**Material for this exercise**
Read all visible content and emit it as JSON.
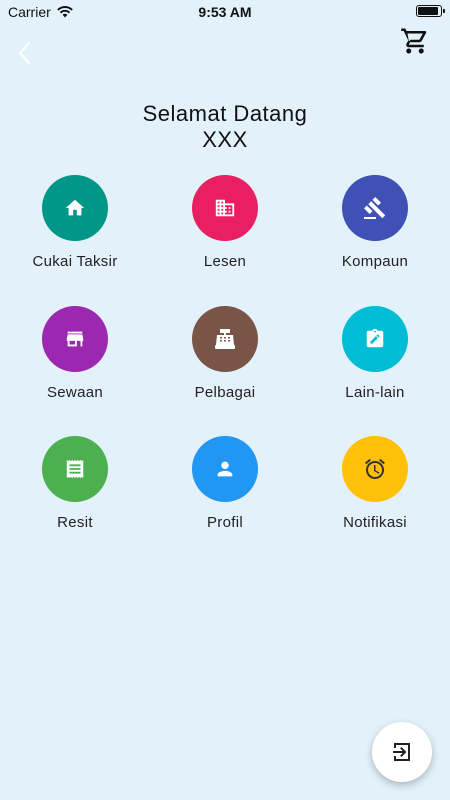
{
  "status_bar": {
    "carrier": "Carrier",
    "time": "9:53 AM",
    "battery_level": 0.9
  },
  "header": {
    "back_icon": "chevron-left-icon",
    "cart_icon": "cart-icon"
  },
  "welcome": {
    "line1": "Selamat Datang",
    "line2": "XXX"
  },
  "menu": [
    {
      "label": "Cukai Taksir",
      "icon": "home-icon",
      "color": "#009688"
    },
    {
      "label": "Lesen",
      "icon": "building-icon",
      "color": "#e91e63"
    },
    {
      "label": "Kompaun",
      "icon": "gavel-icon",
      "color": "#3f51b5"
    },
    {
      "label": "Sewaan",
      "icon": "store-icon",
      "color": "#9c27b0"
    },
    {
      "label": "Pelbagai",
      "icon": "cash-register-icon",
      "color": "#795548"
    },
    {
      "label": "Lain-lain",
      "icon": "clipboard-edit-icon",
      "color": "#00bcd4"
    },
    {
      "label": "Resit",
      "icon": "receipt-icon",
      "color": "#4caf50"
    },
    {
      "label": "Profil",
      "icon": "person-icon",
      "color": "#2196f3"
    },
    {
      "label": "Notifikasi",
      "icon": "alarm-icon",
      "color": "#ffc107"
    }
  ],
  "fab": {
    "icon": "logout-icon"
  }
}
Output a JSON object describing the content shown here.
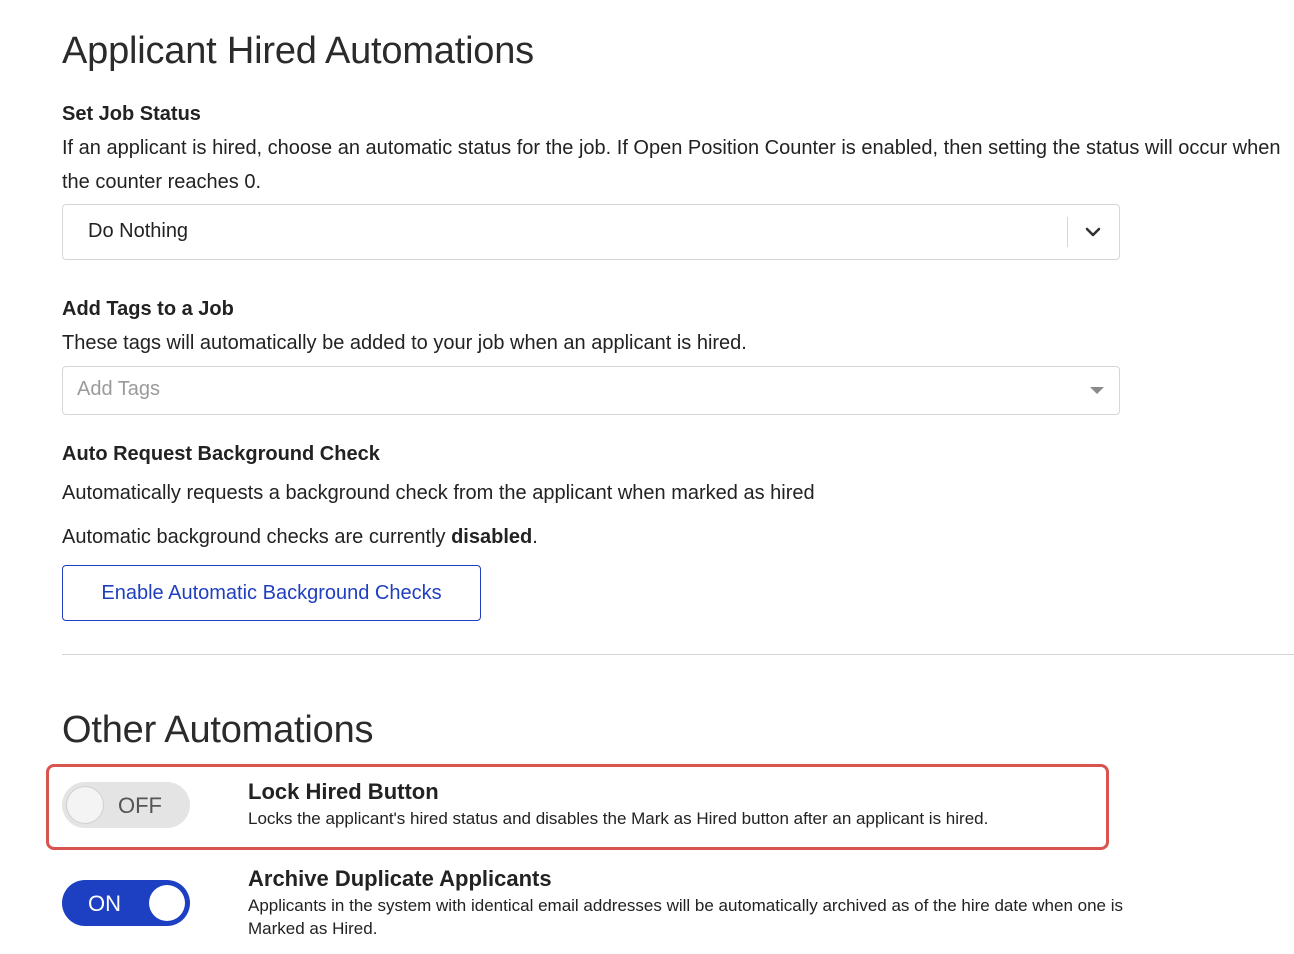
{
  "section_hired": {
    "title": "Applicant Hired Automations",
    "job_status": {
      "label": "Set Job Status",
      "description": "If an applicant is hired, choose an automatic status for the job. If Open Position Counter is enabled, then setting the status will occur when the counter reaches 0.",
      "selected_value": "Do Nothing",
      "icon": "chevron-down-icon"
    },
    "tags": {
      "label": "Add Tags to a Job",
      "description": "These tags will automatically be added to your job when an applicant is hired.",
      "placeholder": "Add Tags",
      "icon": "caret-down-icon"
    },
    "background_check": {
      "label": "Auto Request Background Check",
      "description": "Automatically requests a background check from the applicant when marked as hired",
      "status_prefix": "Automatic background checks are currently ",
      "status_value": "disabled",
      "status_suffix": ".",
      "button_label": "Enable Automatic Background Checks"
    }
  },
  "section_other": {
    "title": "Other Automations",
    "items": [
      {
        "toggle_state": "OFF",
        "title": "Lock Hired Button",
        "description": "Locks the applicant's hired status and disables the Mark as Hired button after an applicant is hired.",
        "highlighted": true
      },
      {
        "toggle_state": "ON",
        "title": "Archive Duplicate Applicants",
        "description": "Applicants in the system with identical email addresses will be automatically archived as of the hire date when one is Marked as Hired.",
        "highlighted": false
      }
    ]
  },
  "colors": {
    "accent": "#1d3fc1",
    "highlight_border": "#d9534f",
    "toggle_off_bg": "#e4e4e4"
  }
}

--

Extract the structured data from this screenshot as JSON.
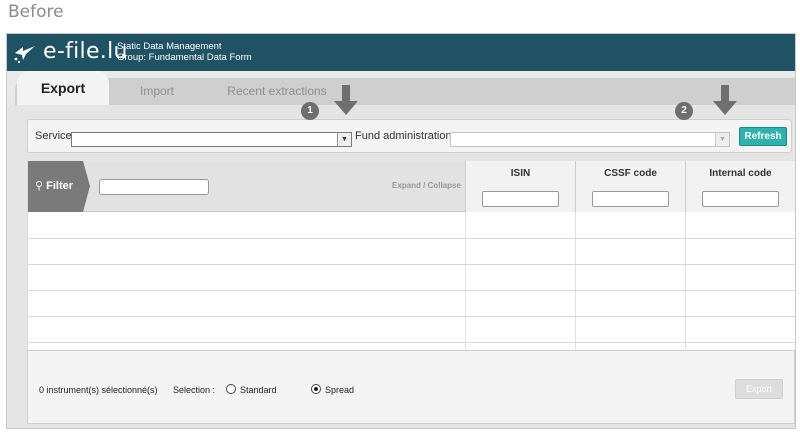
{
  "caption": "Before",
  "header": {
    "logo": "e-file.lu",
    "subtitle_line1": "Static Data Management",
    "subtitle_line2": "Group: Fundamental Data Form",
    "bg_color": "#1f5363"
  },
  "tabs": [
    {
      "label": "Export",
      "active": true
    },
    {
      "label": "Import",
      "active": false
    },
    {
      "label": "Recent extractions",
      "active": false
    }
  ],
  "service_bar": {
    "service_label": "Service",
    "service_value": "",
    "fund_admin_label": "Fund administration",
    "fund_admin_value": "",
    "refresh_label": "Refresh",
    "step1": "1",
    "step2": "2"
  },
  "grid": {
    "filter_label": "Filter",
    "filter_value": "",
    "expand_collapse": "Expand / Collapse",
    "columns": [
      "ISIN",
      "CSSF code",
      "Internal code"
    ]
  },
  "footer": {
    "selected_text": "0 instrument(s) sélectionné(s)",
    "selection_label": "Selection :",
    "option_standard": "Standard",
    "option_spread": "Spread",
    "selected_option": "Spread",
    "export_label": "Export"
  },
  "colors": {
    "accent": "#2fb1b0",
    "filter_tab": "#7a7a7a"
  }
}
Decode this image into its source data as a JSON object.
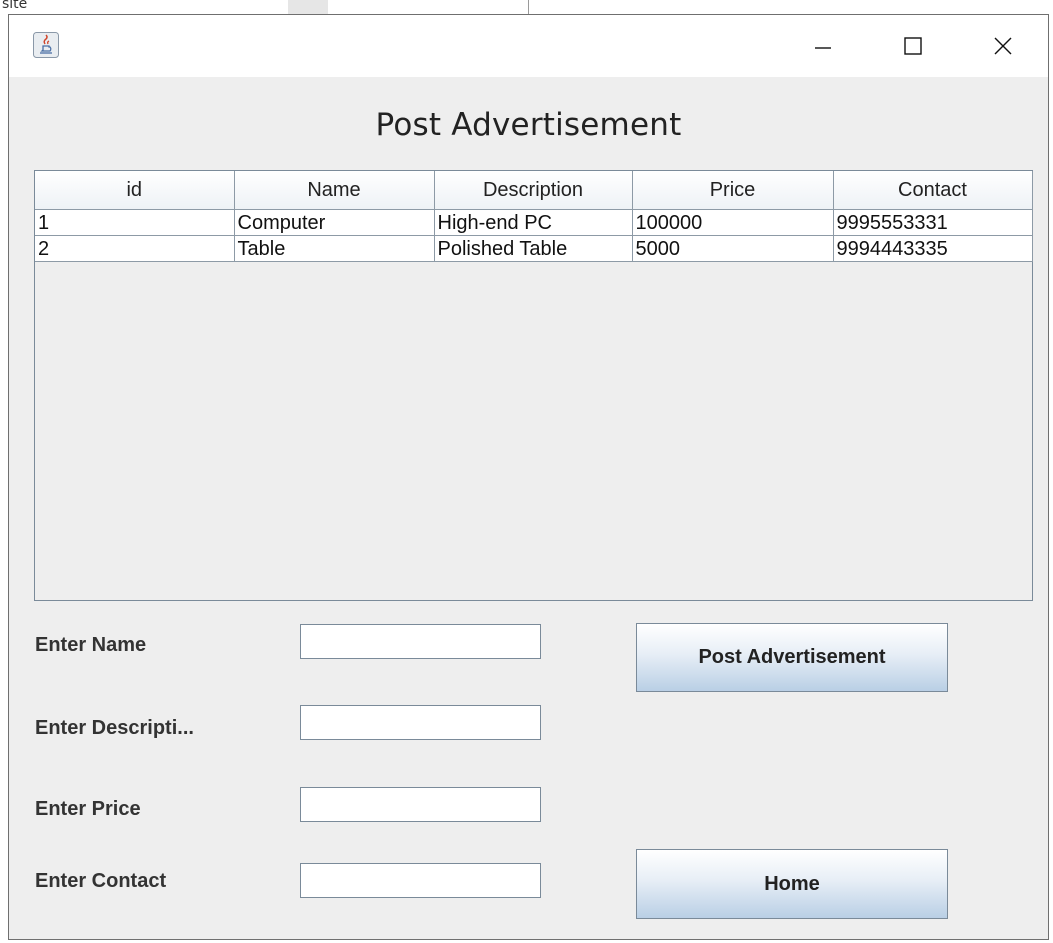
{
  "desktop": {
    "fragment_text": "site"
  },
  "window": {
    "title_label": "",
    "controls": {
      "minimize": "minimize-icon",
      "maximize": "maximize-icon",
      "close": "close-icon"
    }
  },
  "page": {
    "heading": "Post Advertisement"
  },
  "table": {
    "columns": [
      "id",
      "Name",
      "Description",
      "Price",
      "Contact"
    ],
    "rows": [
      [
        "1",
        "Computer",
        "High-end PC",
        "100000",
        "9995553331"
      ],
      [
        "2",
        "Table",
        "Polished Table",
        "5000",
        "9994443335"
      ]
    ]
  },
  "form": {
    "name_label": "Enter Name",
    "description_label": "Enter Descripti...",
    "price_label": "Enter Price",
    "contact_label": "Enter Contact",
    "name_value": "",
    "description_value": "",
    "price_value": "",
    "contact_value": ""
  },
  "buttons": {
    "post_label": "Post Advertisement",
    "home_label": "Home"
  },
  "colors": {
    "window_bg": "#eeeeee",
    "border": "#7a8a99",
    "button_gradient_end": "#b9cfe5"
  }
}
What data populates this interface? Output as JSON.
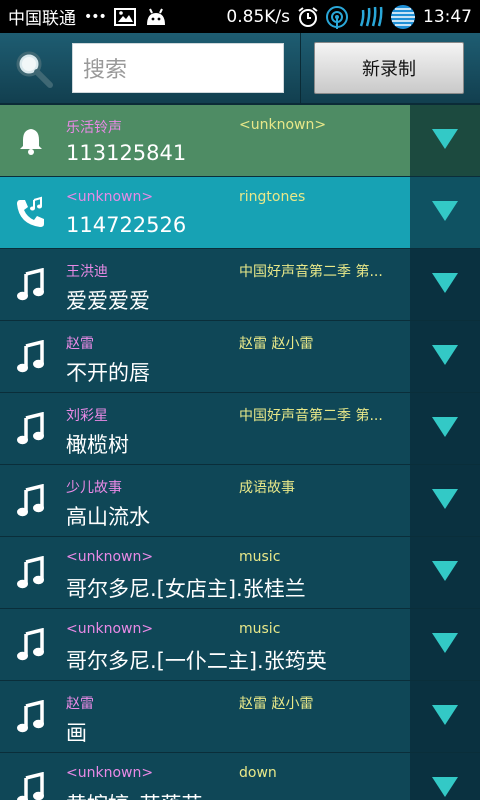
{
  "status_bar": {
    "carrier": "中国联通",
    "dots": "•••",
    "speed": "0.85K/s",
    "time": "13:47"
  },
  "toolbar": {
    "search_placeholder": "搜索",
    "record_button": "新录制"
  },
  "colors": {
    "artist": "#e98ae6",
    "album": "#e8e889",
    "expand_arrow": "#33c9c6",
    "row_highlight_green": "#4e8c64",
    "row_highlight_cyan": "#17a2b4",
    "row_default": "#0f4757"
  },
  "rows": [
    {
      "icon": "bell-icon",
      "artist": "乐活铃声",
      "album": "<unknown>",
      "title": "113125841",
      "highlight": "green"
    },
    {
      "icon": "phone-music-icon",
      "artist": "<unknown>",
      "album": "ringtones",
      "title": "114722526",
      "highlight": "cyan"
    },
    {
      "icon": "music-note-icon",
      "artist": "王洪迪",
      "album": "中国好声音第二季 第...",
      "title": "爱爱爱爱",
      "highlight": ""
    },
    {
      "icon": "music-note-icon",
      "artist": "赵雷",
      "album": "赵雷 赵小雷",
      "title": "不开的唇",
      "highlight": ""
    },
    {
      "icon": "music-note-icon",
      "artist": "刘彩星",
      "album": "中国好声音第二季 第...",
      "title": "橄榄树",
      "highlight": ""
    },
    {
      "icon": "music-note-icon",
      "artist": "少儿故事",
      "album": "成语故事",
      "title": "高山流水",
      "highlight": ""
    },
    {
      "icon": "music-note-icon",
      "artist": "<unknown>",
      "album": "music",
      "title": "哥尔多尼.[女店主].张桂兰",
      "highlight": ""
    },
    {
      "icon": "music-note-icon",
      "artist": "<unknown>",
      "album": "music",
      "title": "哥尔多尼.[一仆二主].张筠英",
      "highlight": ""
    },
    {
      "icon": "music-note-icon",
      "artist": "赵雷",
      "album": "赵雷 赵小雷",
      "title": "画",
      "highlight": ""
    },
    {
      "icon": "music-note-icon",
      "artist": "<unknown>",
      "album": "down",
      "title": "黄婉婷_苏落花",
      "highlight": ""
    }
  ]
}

**Problem requirements**
Identify each line of the material where the word "Advertisement" shows up, and copy it.

**Exercise answer**
    "heading": "Post Advertisement"
    "post_label": "Post Advertisement",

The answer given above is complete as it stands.